◆ **The problem**:
Give all of the lines again, with nothing added or dropped.
== Supplied data ==
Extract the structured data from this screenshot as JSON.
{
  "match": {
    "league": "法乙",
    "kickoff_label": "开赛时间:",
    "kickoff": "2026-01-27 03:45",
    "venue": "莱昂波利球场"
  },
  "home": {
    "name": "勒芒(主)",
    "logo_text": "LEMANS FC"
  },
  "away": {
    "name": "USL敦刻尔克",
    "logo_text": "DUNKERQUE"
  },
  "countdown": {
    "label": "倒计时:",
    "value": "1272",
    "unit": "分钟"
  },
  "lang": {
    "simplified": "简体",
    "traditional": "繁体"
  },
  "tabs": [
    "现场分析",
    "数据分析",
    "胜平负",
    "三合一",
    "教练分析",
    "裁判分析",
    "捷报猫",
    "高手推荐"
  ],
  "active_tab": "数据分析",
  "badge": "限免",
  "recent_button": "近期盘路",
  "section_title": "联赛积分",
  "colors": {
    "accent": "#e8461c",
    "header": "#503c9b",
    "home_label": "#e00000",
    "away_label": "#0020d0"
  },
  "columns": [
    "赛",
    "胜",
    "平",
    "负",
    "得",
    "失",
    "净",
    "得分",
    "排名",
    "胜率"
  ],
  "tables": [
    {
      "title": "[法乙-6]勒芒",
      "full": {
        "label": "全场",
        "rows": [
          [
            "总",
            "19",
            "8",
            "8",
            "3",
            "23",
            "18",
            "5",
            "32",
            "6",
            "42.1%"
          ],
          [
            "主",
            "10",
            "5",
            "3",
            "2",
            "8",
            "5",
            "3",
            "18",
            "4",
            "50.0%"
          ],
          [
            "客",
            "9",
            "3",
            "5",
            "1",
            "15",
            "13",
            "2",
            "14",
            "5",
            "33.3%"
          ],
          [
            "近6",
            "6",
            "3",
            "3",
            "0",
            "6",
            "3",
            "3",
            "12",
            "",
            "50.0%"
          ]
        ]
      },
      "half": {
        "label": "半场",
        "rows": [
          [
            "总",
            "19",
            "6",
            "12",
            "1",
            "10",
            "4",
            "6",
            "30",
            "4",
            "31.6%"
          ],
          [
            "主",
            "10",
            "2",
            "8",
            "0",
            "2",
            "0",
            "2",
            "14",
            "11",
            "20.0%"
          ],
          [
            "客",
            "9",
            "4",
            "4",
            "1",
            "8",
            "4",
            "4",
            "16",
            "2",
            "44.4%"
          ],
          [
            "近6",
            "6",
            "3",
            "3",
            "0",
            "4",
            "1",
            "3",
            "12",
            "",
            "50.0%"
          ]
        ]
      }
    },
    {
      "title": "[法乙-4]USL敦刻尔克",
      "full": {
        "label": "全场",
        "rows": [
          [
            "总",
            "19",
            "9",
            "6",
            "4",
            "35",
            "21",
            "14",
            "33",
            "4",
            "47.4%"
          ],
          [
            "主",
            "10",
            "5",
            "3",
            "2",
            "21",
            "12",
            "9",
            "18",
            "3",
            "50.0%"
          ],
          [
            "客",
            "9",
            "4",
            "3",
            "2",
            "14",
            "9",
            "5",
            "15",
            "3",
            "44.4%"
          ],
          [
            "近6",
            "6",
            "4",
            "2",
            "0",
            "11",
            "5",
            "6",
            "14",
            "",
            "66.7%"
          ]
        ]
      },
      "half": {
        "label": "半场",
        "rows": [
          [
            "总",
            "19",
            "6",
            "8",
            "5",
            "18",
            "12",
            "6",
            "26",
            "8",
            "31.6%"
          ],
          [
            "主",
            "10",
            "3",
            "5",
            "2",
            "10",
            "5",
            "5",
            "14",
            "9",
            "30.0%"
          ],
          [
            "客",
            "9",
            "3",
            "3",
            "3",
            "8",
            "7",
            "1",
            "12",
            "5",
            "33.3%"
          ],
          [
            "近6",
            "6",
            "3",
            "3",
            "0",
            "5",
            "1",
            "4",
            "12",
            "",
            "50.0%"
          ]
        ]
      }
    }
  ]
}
===
◆ **Response to the task**:
Extract the structured data from this screenshot as JSON.
{
  "match": {
    "league": "法乙",
    "kickoff_label": "开赛时间:",
    "kickoff": "2026-01-27 03:45",
    "venue": "莱昂波利球场"
  },
  "home": {
    "name": "勒芒(主)",
    "logo_text": "LEMANS FC"
  },
  "away": {
    "name": "USL敦刻尔克",
    "logo_text": "DUNKERQUE"
  },
  "countdown": {
    "label": "倒计时:",
    "value": "1272",
    "unit": "分钟"
  },
  "lang": {
    "simplified": "简体",
    "traditional": "繁体"
  },
  "tabs": [
    "现场分析",
    "数据分析",
    "胜平负",
    "三合一",
    "教练分析",
    "裁判分析",
    "捷报猫",
    "高手推荐"
  ],
  "active_tab": "数据分析",
  "badge": "限免",
  "recent_button": "近期盘路",
  "section_title": "联赛积分",
  "colors": {
    "accent": "#e8461c",
    "header": "#503c9b",
    "home_label": "#e00000",
    "away_label": "#0020d0"
  },
  "columns": [
    "赛",
    "胜",
    "平",
    "负",
    "得",
    "失",
    "净",
    "得分",
    "排名",
    "胜率"
  ],
  "tables": [
    {
      "title": "[法乙-6]勒芒",
      "full": {
        "label": "全场",
        "rows": [
          [
            "总",
            "19",
            "8",
            "8",
            "3",
            "23",
            "18",
            "5",
            "32",
            "6",
            "42.1%"
          ],
          [
            "主",
            "10",
            "5",
            "3",
            "2",
            "8",
            "5",
            "3",
            "18",
            "4",
            "50.0%"
          ],
          [
            "客",
            "9",
            "3",
            "5",
            "1",
            "15",
            "13",
            "2",
            "14",
            "5",
            "33.3%"
          ],
          [
            "近6",
            "6",
            "3",
            "3",
            "0",
            "6",
            "3",
            "3",
            "12",
            "",
            "50.0%"
          ]
        ]
      },
      "half": {
        "label": "半场",
        "rows": [
          [
            "总",
            "19",
            "6",
            "12",
            "1",
            "10",
            "4",
            "6",
            "30",
            "4",
            "31.6%"
          ],
          [
            "主",
            "10",
            "2",
            "8",
            "0",
            "2",
            "0",
            "2",
            "14",
            "11",
            "20.0%"
          ],
          [
            "客",
            "9",
            "4",
            "4",
            "1",
            "8",
            "4",
            "4",
            "16",
            "2",
            "44.4%"
          ],
          [
            "近6",
            "6",
            "3",
            "3",
            "0",
            "4",
            "1",
            "3",
            "12",
            "",
            "50.0%"
          ]
        ]
      }
    },
    {
      "title": "[法乙-4]USL敦刻尔克",
      "full": {
        "label": "全场",
        "rows": [
          [
            "总",
            "19",
            "9",
            "6",
            "4",
            "35",
            "21",
            "14",
            "33",
            "4",
            "47.4%"
          ],
          [
            "主",
            "10",
            "5",
            "3",
            "2",
            "21",
            "12",
            "9",
            "18",
            "3",
            "50.0%"
          ],
          [
            "客",
            "9",
            "4",
            "3",
            "2",
            "14",
            "9",
            "5",
            "15",
            "3",
            "44.4%"
          ],
          [
            "近6",
            "6",
            "4",
            "2",
            "0",
            "11",
            "5",
            "6",
            "14",
            "",
            "66.7%"
          ]
        ]
      },
      "half": {
        "label": "半场",
        "rows": [
          [
            "总",
            "19",
            "6",
            "8",
            "5",
            "18",
            "12",
            "6",
            "26",
            "8",
            "31.6%"
          ],
          [
            "主",
            "10",
            "3",
            "5",
            "2",
            "10",
            "5",
            "5",
            "14",
            "9",
            "30.0%"
          ],
          [
            "客",
            "9",
            "3",
            "3",
            "3",
            "8",
            "7",
            "1",
            "12",
            "5",
            "33.3%"
          ],
          [
            "近6",
            "6",
            "3",
            "3",
            "0",
            "5",
            "1",
            "4",
            "12",
            "",
            "50.0%"
          ]
        ]
      }
    }
  ]
}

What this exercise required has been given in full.